<<<<

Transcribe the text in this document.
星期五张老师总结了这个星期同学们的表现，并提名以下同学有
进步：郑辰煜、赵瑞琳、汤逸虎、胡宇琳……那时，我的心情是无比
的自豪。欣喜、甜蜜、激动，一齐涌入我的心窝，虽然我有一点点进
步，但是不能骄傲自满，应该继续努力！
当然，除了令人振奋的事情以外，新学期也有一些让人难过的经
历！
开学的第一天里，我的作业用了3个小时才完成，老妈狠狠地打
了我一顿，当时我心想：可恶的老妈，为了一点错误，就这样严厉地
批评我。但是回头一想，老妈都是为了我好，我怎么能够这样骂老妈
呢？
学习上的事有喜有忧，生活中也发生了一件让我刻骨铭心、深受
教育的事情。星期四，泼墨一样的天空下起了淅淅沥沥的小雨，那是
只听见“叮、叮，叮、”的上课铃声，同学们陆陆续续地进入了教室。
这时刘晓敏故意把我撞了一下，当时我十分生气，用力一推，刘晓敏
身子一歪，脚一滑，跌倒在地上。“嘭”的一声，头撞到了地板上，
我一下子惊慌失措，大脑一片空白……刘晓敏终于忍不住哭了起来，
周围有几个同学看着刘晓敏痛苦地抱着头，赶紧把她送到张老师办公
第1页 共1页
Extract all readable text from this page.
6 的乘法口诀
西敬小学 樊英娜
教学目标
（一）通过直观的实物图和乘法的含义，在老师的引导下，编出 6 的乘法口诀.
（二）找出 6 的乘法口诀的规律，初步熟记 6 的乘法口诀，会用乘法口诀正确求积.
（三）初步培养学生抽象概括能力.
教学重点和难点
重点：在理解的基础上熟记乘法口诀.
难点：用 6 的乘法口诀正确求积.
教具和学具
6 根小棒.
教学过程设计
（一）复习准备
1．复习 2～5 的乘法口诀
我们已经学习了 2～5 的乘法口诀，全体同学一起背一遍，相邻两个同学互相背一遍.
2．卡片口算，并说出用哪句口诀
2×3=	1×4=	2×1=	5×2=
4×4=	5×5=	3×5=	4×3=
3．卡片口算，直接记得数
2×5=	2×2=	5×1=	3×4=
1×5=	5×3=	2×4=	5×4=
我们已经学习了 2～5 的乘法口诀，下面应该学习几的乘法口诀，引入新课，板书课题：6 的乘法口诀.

>>>>

Copy all the records above precisely.

Transcribe the text in this document.
星期五张老师总结了这个星期同学们的表现，并提名以下同学有
进步：郑辰煜、赵瑞琳、汤逸虎、胡宇琳……那时，我的心情是无比
的自豪。欣喜、甜蜜、激动，一齐涌入我的心窝，虽然我有一点点进
步，但是不能骄傲自满，应该继续努力！
当然，除了令人振奋的事情以外，新学期也有一些让人难过的经
历！
开学的第一天里，我的作业用了3个小时才完成，老妈狠狠地打
了我一顿，当时我心想：可恶的老妈，为了一点错误，就这样严厉地
批评我。但是回头一想，老妈都是为了我好，我怎么能够这样骂老妈
呢？
学习上的事有喜有忧，生活中也发生了一件让我刻骨铭心、深受
教育的事情。星期四，泼墨一样的天空下起了淅淅沥沥的小雨，那是
只听见“叮、叮，叮、”的上课铃声，同学们陆陆续续地进入了教室。
这时刘晓敏故意把我撞了一下，当时我十分生气，用力一推，刘晓敏
身子一歪，脚一滑，跌倒在地上。“嘭”的一声，头撞到了地板上，
我一下子惊慌失措，大脑一片空白……刘晓敏终于忍不住哭了起来，
周围有几个同学看着刘晓敏痛苦地抱着头，赶紧把她送到张老师办公
第1页 共1页
Extract all readable text from this page.
6 的乘法口诀
西敬小学 樊英娜
教学目标
（一）通过直观的实物图和乘法的含义，在老师的引导下，编出 6 的乘法口诀.
（二）找出 6 的乘法口诀的规律，初步熟记 6 的乘法口诀，会用乘法口诀正确求积.
（三）初步培养学生抽象概括能力.
教学重点和难点
重点：在理解的基础上熟记乘法口诀.
难点：用 6 的乘法口诀正确求积.
教具和学具
6 根小棒.
教学过程设计
（一）复习准备
1．复习 2～5 的乘法口诀
我们已经学习了 2～5 的乘法口诀，全体同学一起背一遍，相邻两个同学互相背一遍.
2．卡片口算，并说出用哪句口诀
2×3=	1×4=	2×1=	5×2=
4×4=	5×5=	3×5=	4×3=
3．卡片口算，直接记得数
2×5=	2×2=	5×1=	3×4=
1×5=	5×3=	2×4=	5×4=
我们已经学习了 2～5 的乘法口诀，下面应该学习几的乘法口诀，引入新课，板书课题：6 的乘法口诀.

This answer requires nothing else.